* Data provided:
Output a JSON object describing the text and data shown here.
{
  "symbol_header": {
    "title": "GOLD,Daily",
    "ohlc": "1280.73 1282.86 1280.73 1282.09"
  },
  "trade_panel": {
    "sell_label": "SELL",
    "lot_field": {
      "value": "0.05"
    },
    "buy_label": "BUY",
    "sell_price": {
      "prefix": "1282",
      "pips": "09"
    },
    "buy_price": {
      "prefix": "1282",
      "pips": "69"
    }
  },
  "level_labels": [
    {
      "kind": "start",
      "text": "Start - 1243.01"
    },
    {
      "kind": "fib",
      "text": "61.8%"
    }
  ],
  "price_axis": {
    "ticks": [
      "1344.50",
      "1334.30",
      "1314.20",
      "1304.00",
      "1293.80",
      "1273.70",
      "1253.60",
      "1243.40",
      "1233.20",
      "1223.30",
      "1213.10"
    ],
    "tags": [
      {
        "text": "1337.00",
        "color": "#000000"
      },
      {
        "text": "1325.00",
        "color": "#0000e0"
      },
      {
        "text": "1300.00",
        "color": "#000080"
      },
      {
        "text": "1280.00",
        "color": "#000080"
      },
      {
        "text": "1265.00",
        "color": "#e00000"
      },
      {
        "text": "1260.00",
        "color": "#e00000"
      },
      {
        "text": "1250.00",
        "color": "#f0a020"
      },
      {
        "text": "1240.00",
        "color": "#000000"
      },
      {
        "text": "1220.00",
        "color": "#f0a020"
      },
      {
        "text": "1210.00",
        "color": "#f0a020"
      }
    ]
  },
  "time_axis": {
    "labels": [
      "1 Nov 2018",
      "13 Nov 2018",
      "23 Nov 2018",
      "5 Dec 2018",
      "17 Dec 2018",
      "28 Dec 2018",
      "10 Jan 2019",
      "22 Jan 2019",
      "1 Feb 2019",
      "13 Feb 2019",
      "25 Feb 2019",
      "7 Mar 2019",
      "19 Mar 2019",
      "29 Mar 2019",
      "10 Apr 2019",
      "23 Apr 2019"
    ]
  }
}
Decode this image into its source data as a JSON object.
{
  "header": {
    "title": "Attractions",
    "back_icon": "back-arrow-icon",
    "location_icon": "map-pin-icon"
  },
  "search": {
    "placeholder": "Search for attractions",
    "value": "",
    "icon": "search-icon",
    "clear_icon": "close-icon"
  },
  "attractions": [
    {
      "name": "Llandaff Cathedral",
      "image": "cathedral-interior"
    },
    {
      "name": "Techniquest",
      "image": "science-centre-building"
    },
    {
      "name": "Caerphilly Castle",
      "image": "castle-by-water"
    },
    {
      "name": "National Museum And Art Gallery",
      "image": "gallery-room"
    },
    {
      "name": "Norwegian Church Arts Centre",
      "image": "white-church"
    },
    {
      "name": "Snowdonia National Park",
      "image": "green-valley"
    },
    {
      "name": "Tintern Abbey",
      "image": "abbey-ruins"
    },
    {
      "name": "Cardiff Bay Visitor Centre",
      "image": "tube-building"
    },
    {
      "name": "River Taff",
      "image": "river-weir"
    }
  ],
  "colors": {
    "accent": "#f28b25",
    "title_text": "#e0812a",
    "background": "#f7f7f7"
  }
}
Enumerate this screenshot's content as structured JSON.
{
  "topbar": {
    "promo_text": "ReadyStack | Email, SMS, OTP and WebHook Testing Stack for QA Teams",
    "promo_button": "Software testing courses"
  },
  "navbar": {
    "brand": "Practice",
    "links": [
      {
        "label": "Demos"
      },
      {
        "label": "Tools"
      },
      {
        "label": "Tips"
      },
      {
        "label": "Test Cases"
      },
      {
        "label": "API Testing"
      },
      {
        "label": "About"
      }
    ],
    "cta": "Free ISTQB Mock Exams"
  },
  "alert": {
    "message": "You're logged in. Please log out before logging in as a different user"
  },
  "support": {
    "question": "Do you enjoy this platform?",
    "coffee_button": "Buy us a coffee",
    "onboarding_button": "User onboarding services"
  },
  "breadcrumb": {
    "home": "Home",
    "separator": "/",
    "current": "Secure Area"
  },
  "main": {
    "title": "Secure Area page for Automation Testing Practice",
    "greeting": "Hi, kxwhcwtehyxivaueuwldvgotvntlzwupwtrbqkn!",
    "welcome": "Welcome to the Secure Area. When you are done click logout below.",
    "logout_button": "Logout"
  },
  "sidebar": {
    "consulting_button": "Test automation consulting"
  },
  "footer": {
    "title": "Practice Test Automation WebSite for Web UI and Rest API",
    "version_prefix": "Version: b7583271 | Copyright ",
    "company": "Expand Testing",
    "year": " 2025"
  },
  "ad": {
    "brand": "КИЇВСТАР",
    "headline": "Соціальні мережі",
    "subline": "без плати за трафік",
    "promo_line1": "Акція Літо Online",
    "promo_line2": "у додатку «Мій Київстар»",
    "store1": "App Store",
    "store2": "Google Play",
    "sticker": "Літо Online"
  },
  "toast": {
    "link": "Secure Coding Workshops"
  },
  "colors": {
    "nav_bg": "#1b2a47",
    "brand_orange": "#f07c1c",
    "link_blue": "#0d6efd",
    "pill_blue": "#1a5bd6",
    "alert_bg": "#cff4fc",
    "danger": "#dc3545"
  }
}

* Exercise prompt:
Give back the whole listing exactly as it reads.

* Exercise solution:
Output a JSON object describing the text and data shown here.
{
  "symbol_header": {
    "title": "GOLD,Daily",
    "ohlc": "1280.73 1282.86 1280.73 1282.09"
  },
  "trade_panel": {
    "sell_label": "SELL",
    "lot_field": {
      "value": "0.05"
    },
    "buy_label": "BUY",
    "sell_price": {
      "prefix": "1282",
      "pips": "09"
    },
    "buy_price": {
      "prefix": "1282",
      "pips": "69"
    }
  },
  "level_labels": [
    {
      "kind": "start",
      "text": "Start - 1243.01"
    },
    {
      "kind": "fib",
      "text": "61.8%"
    }
  ],
  "price_axis": {
    "ticks": [
      "1344.50",
      "1334.30",
      "1314.20",
      "1304.00",
      "1293.80",
      "1273.70",
      "1253.60",
      "1243.40",
      "1233.20",
      "1223.30",
      "1213.10"
    ],
    "tags": [
      {
        "text": "1337.00",
        "color": "#000000"
      },
      {
        "text": "1325.00",
        "color": "#0000e0"
      },
      {
        "text": "1300.00",
        "color": "#000080"
      },
      {
        "text": "1280.00",
        "color": "#000080"
      },
      {
        "text": "1265.00",
        "color": "#e00000"
      },
      {
        "text": "1260.00",
        "color": "#e00000"
      },
      {
        "text": "1250.00",
        "color": "#f0a020"
      },
      {
        "text": "1240.00",
        "color": "#000000"
      },
      {
        "text": "1220.00",
        "color": "#f0a020"
      },
      {
        "text": "1210.00",
        "color": "#f0a020"
      }
    ]
  },
  "time_axis": {
    "labels": [
      "1 Nov 2018",
      "13 Nov 2018",
      "23 Nov 2018",
      "5 Dec 2018",
      "17 Dec 2018",
      "28 Dec 2018",
      "10 Jan 2019",
      "22 Jan 2019",
      "1 Feb 2019",
      "13 Feb 2019",
      "25 Feb 2019",
      "7 Mar 2019",
      "19 Mar 2019",
      "29 Mar 2019",
      "10 Apr 2019",
      "23 Apr 2019"
    ]
  }
}
Decode this image into its source data as a JSON object.
{
  "header": {
    "title": "Attractions",
    "back_icon": "back-arrow-icon",
    "location_icon": "map-pin-icon"
  },
  "search": {
    "placeholder": "Search for attractions",
    "value": "",
    "icon": "search-icon",
    "clear_icon": "close-icon"
  },
  "attractions": [
    {
      "name": "Llandaff Cathedral",
      "image": "cathedral-interior"
    },
    {
      "name": "Techniquest",
      "image": "science-centre-building"
    },
    {
      "name": "Caerphilly Castle",
      "image": "castle-by-water"
    },
    {
      "name": "National Museum And Art Gallery",
      "image": "gallery-room"
    },
    {
      "name": "Norwegian Church Arts Centre",
      "image": "white-church"
    },
    {
      "name": "Snowdonia National Park",
      "image": "green-valley"
    },
    {
      "name": "Tintern Abbey",
      "image": "abbey-ruins"
    },
    {
      "name": "Cardiff Bay Visitor Centre",
      "image": "tube-building"
    },
    {
      "name": "River Taff",
      "image": "river-weir"
    }
  ],
  "colors": {
    "accent": "#f28b25",
    "title_text": "#e0812a",
    "background": "#f7f7f7"
  }
}
Enumerate this screenshot's content as structured JSON.
{
  "topbar": {
    "promo_text": "ReadyStack | Email, SMS, OTP and WebHook Testing Stack for QA Teams",
    "promo_button": "Software testing courses"
  },
  "navbar": {
    "brand": "Practice",
    "links": [
      {
        "label": "Demos"
      },
      {
        "label": "Tools"
      },
      {
        "label": "Tips"
      },
      {
        "label": "Test Cases"
      },
      {
        "label": "API Testing"
      },
      {
        "label": "About"
      }
    ],
    "cta": "Free ISTQB Mock Exams"
  },
  "alert": {
    "message": "You're logged in. Please log out before logging in as a different user"
  },
  "support": {
    "question": "Do you enjoy this platform?",
    "coffee_button": "Buy us a coffee",
    "onboarding_button": "User onboarding services"
  },
  "breadcrumb": {
    "home": "Home",
    "separator": "/",
    "current": "Secure Area"
  },
  "main": {
    "title": "Secure Area page for Automation Testing Practice",
    "greeting": "Hi, kxwhcwtehyxivaueuwldvgotvntlzwupwtrbqkn!",
    "welcome": "Welcome to the Secure Area. When you are done click logout below.",
    "logout_button": "Logout"
  },
  "sidebar": {
    "consulting_button": "Test automation consulting"
  },
  "footer": {
    "title": "Practice Test Automation WebSite for Web UI and Rest API",
    "version_prefix": "Version: b7583271 | Copyright ",
    "company": "Expand Testing",
    "year": " 2025"
  },
  "ad": {
    "brand": "КИЇВСТАР",
    "headline": "Соціальні мережі",
    "subline": "без плати за трафік",
    "promo_line1": "Акція Літо Online",
    "promo_line2": "у додатку «Мій Київстар»",
    "store1": "App Store",
    "store2": "Google Play",
    "sticker": "Літо Online"
  },
  "toast": {
    "link": "Secure Coding Workshops"
  },
  "colors": {
    "nav_bg": "#1b2a47",
    "brand_orange": "#f07c1c",
    "link_blue": "#0d6efd",
    "pill_blue": "#1a5bd6",
    "alert_bg": "#cff4fc",
    "danger": "#dc3545"
  }
}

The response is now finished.